EXERCISE INSTRUCTIONS: Filter the listing and keep only the lines with the word "Higuchi".

[Start of AVAILABLE DATA]

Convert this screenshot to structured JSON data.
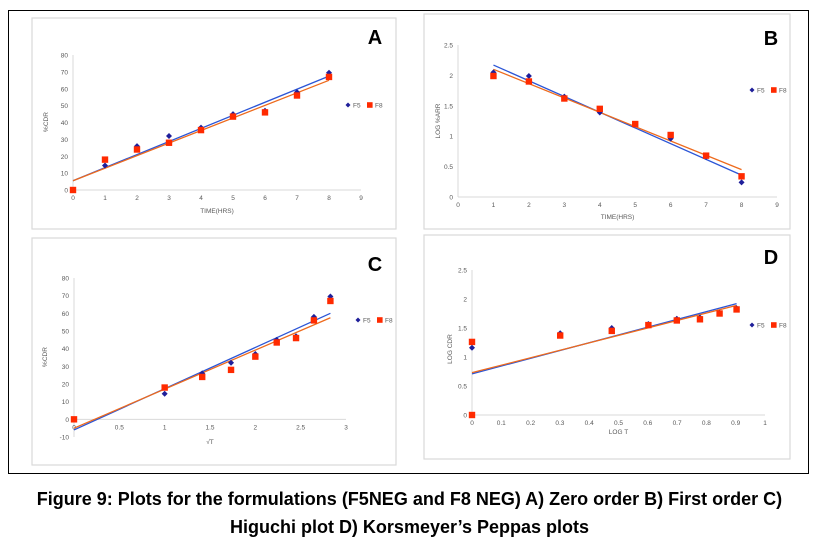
{
  "figure": {
    "caption_line1": "Figure 9: Plots for the formulations (F5NEG and F8 NEG) A) Zero order B) First order C)",
    "caption_line2": "Higuchi plot D) Korsmeyer’s Peppas plots"
  },
  "colors": {
    "F5": "#1f1f9a",
    "F8": "#ff2a00",
    "F5_trend": "#2b55d6",
    "F8_trend": "#ee6a1c",
    "axis": "#d9d9d9",
    "panel_border": "#d9d9d9",
    "tick_text": "#595959"
  },
  "chart_data": [
    {
      "panel": "A",
      "type": "scatter",
      "title": "Zero order",
      "panel_label": "A",
      "xlabel": "TIME(HRS)",
      "ylabel": "%CDR",
      "xlim": [
        0,
        9
      ],
      "ylim": [
        0,
        80
      ],
      "xticks": [
        "0",
        "1",
        "2",
        "3",
        "4",
        "5",
        "6",
        "7",
        "8",
        "9"
      ],
      "xtick_values": [
        0,
        1,
        2,
        3,
        4,
        5,
        6,
        7,
        8,
        9
      ],
      "yticks": [
        "0",
        "10",
        "20",
        "30",
        "40",
        "50",
        "60",
        "70",
        "80"
      ],
      "ytick_values": [
        0,
        10,
        20,
        30,
        40,
        50,
        60,
        70,
        80
      ],
      "grid": false,
      "legend": "right",
      "series": [
        {
          "name": "F5",
          "marker": "diamond",
          "x": [
            0,
            1,
            2,
            3,
            4,
            5,
            6,
            7,
            8
          ],
          "y": [
            0,
            14.5,
            26,
            32,
            37,
            45,
            47,
            58,
            69.5
          ],
          "trend": [
            [
              0,
              5.5
            ],
            [
              8,
              67.5
            ]
          ]
        },
        {
          "name": "F8",
          "marker": "square",
          "x": [
            0,
            1,
            2,
            3,
            4,
            5,
            6,
            7,
            8
          ],
          "y": [
            0,
            18,
            24,
            28,
            35.5,
            43.5,
            46,
            56,
            67
          ],
          "trend": [
            [
              0,
              5.5
            ],
            [
              8,
              65
            ]
          ]
        }
      ]
    },
    {
      "panel": "B",
      "type": "scatter",
      "title": "First order",
      "panel_label": "B",
      "xlabel": "TIME(HRS)",
      "ylabel": "LOG %ARR",
      "xlim": [
        0,
        9
      ],
      "ylim": [
        0,
        2.5
      ],
      "xticks": [
        "0",
        "1",
        "2",
        "3",
        "4",
        "5",
        "6",
        "7",
        "8",
        "9"
      ],
      "xtick_values": [
        0,
        1,
        2,
        3,
        4,
        5,
        6,
        7,
        8,
        9
      ],
      "yticks": [
        "0",
        "0.5",
        "1",
        "1.5",
        "2",
        "2.5"
      ],
      "ytick_values": [
        0,
        0.5,
        1,
        1.5,
        2,
        2.5
      ],
      "grid": false,
      "legend": "right",
      "series": [
        {
          "name": "F5",
          "marker": "diamond",
          "x": [
            1,
            2,
            3,
            4,
            5,
            6,
            7,
            8
          ],
          "y": [
            2.05,
            1.99,
            1.65,
            1.39,
            1.2,
            0.96,
            0.66,
            0.24
          ],
          "trend": [
            [
              1,
              2.17
            ],
            [
              8,
              0.36
            ]
          ]
        },
        {
          "name": "F8",
          "marker": "square",
          "x": [
            1,
            2,
            3,
            4,
            5,
            6,
            7,
            8
          ],
          "y": [
            1.99,
            1.9,
            1.62,
            1.45,
            1.2,
            1.02,
            0.68,
            0.34
          ],
          "trend": [
            [
              1,
              2.1
            ],
            [
              8,
              0.45
            ]
          ]
        }
      ]
    },
    {
      "panel": "C",
      "type": "scatter",
      "title": "Higuchi plot",
      "panel_label": "C",
      "xlabel": "√T",
      "ylabel": "%CDR",
      "xlim": [
        0,
        3
      ],
      "ylim": [
        -10,
        80
      ],
      "xticks": [
        "0",
        "0.5",
        "1",
        "1.5",
        "2",
        "2.5",
        "3"
      ],
      "xtick_values": [
        0,
        0.5,
        1,
        1.5,
        2,
        2.5,
        3
      ],
      "yticks": [
        "-10",
        "0",
        "10",
        "20",
        "30",
        "40",
        "50",
        "60",
        "70",
        "80"
      ],
      "ytick_values": [
        -10,
        0,
        10,
        20,
        30,
        40,
        50,
        60,
        70,
        80
      ],
      "grid": false,
      "legend": "right",
      "series": [
        {
          "name": "F5",
          "marker": "diamond",
          "x": [
            0,
            1,
            1.414,
            1.732,
            2,
            2.236,
            2.449,
            2.646,
            2.828
          ],
          "y": [
            0,
            14.5,
            26,
            32,
            37,
            45,
            47,
            58,
            69.5
          ],
          "trend": [
            [
              0,
              -6
            ],
            [
              2.828,
              60
            ]
          ]
        },
        {
          "name": "F8",
          "marker": "square",
          "x": [
            0,
            1,
            1.414,
            1.732,
            2,
            2.236,
            2.449,
            2.646,
            2.828
          ],
          "y": [
            0,
            18,
            24,
            28,
            35.5,
            43.5,
            46,
            56,
            67
          ],
          "trend": [
            [
              0,
              -5
            ],
            [
              2.828,
              57.5
            ]
          ]
        }
      ]
    },
    {
      "panel": "D",
      "type": "scatter",
      "title": "Korsmeyer’s Peppas plots",
      "panel_label": "D",
      "xlabel": "LOG T",
      "ylabel": "LOG CDR",
      "xlim": [
        0,
        1
      ],
      "ylim": [
        0,
        2.5
      ],
      "xticks": [
        "0",
        "0.1",
        "0.2",
        "0.3",
        "0.4",
        "0.5",
        "0.6",
        "0.7",
        "0.8",
        "0.9",
        "1"
      ],
      "xtick_values": [
        0,
        0.1,
        0.2,
        0.3,
        0.4,
        0.5,
        0.6,
        0.7,
        0.8,
        0.9,
        1
      ],
      "yticks": [
        "0",
        "0.5",
        "1",
        "1.5",
        "2",
        "2.5"
      ],
      "ytick_values": [
        0,
        0.5,
        1,
        1.5,
        2,
        2.5
      ],
      "grid": false,
      "legend": "right",
      "series": [
        {
          "name": "F5",
          "marker": "diamond",
          "x": [
            0,
            0,
            0.301,
            0.477,
            0.602,
            0.699,
            0.778,
            0.845,
            0.903
          ],
          "y": [
            0,
            1.16,
            1.41,
            1.5,
            1.57,
            1.66,
            1.68,
            1.76,
            1.84
          ],
          "trend": [
            [
              0,
              0.71
            ],
            [
              0.903,
              1.92
            ]
          ]
        },
        {
          "name": "F8",
          "marker": "square",
          "x": [
            0,
            0,
            0.301,
            0.477,
            0.602,
            0.699,
            0.778,
            0.845,
            0.903
          ],
          "y": [
            0,
            1.26,
            1.37,
            1.45,
            1.55,
            1.63,
            1.65,
            1.75,
            1.82
          ],
          "trend": [
            [
              0,
              0.73
            ],
            [
              0.903,
              1.89
            ]
          ]
        }
      ]
    }
  ]
}
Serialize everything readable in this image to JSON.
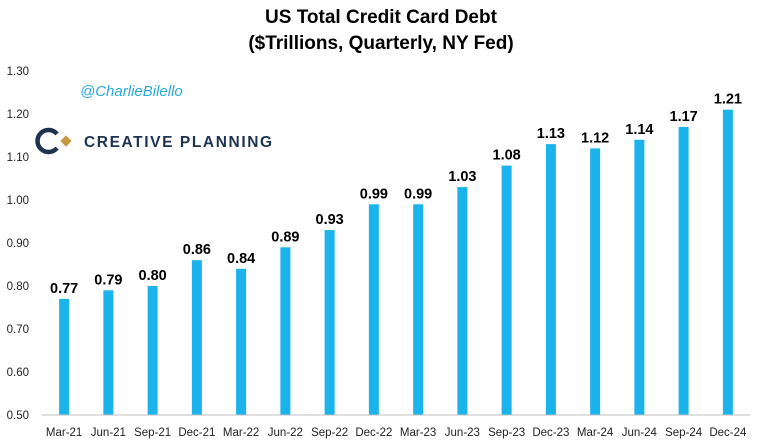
{
  "chart_data": {
    "type": "bar",
    "title_line1": "US Total Credit Card Debt",
    "title_line2": "($Trillions, Quarterly, NY Fed)",
    "categories": [
      "Mar-21",
      "Jun-21",
      "Sep-21",
      "Dec-21",
      "Mar-22",
      "Jun-22",
      "Sep-22",
      "Dec-22",
      "Mar-23",
      "Jun-23",
      "Sep-23",
      "Dec-23",
      "Mar-24",
      "Jun-24",
      "Sep-24",
      "Dec-24"
    ],
    "values": [
      0.77,
      0.79,
      0.8,
      0.86,
      0.84,
      0.89,
      0.93,
      0.99,
      0.99,
      1.03,
      1.08,
      1.13,
      1.12,
      1.14,
      1.17,
      1.21
    ],
    "value_labels": [
      "0.77",
      "0.79",
      "0.80",
      "0.86",
      "0.84",
      "0.89",
      "0.93",
      "0.99",
      "0.99",
      "1.03",
      "1.08",
      "1.13",
      "1.12",
      "1.14",
      "1.17",
      "1.21"
    ],
    "y_ticks": [
      0.5,
      0.6,
      0.7,
      0.8,
      0.9,
      1.0,
      1.1,
      1.2,
      1.3
    ],
    "y_tick_labels": [
      "0.50",
      "0.60",
      "0.70",
      "0.80",
      "0.90",
      "1.00",
      "1.10",
      "1.20",
      "1.30"
    ],
    "ylim": [
      0.5,
      1.3
    ],
    "xlabel": "",
    "ylabel": "",
    "grid": false,
    "legend": "none",
    "bar_color": "#1ab3ec"
  },
  "watermark": {
    "handle": "@CharlieBilello",
    "brand": "CREATIVE PLANNING",
    "handle_color": "#2aa8e0",
    "brand_color": "#1e3350",
    "logo_icon": "creative-planning-logo-icon"
  }
}
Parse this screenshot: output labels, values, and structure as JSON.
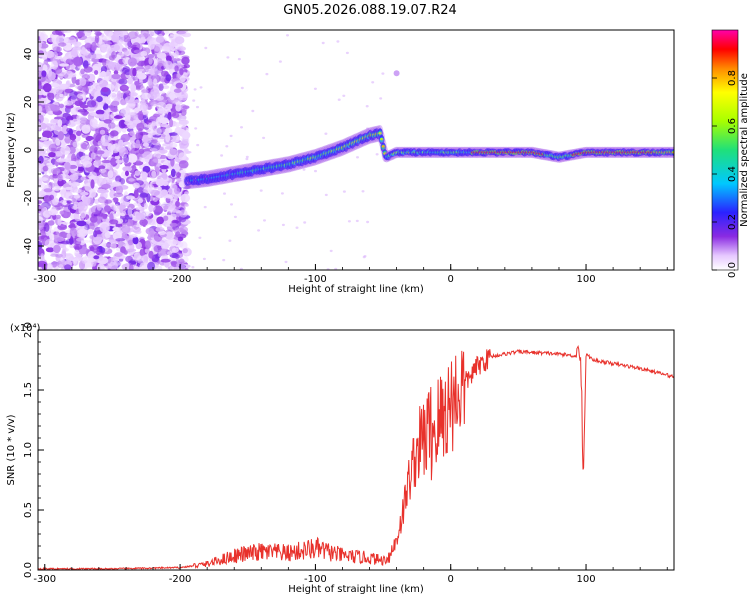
{
  "title": "GN05.2026.088.19.07.R24",
  "chart_data": [
    {
      "type": "heatmap",
      "panel": "top",
      "xlabel": "Height of straight line (km)",
      "ylabel": "Frequency (Hz)",
      "xlim": [
        -305,
        165
      ],
      "ylim": [
        -50,
        50
      ],
      "xticks": [
        -300,
        -200,
        -100,
        0,
        100
      ],
      "yticks": [
        -40,
        -20,
        0,
        20,
        40
      ],
      "colorbar": {
        "label": "Normalized spectral amplitude",
        "range": [
          0,
          1
        ],
        "ticks": [
          0.0,
          0.2,
          0.4,
          0.6,
          0.8
        ],
        "colormap": "rainbow (white → violet → blue → cyan → green → yellow → red → magenta)"
      },
      "noise_region_x": [
        -305,
        -195
      ],
      "ridge": {
        "x": [
          -195,
          -180,
          -150,
          -120,
          -100,
          -80,
          -60,
          -52,
          -48,
          -40,
          -20,
          0,
          20,
          60,
          80,
          100,
          120,
          165
        ],
        "y": [
          -13,
          -12,
          -9,
          -6,
          -3,
          1,
          6,
          7,
          -3,
          -1,
          -1,
          -1,
          -1,
          -1,
          -3,
          -1,
          -1,
          -1
        ],
        "peak_amplitude_x_range": [
          15,
          165
        ]
      }
    },
    {
      "type": "line",
      "panel": "bottom",
      "xlabel": "Height of straight line (km)",
      "ylabel": "SNR (10 * v/v)",
      "y_multiplier": "(x10⁴)",
      "xlim": [
        -305,
        165
      ],
      "ylim": [
        0,
        2.0
      ],
      "xticks": [
        -300,
        -200,
        -100,
        0,
        100
      ],
      "yticks": [
        0.0,
        0.5,
        1.0,
        1.5,
        2.0
      ],
      "color": "#e8312b",
      "series": [
        {
          "x": [
            -305,
            -250,
            -200,
            -180,
            -160,
            -140,
            -120,
            -100,
            -80,
            -60,
            -50,
            -45,
            -40,
            -35,
            -30,
            -25,
            -20,
            -15,
            -10,
            -5,
            0,
            10,
            20,
            30,
            50,
            80,
            95,
            98,
            100,
            105,
            120,
            140,
            165
          ],
          "y": [
            0.01,
            0.01,
            0.02,
            0.05,
            0.12,
            0.15,
            0.14,
            0.18,
            0.12,
            0.1,
            0.08,
            0.12,
            0.25,
            0.5,
            0.8,
            1.0,
            1.1,
            1.15,
            1.2,
            1.3,
            1.4,
            1.55,
            1.7,
            1.78,
            1.82,
            1.8,
            1.78,
            1.22,
            1.8,
            1.75,
            1.72,
            1.68,
            1.61
          ]
        }
      ]
    }
  ]
}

[End of AVAILABLE DATA]

ANSWER TO THIS EXERCISE:
    "caption_line2": "Higuchi plot D) Korsmeyer’s Peppas plots"
      "title": "Higuchi plot",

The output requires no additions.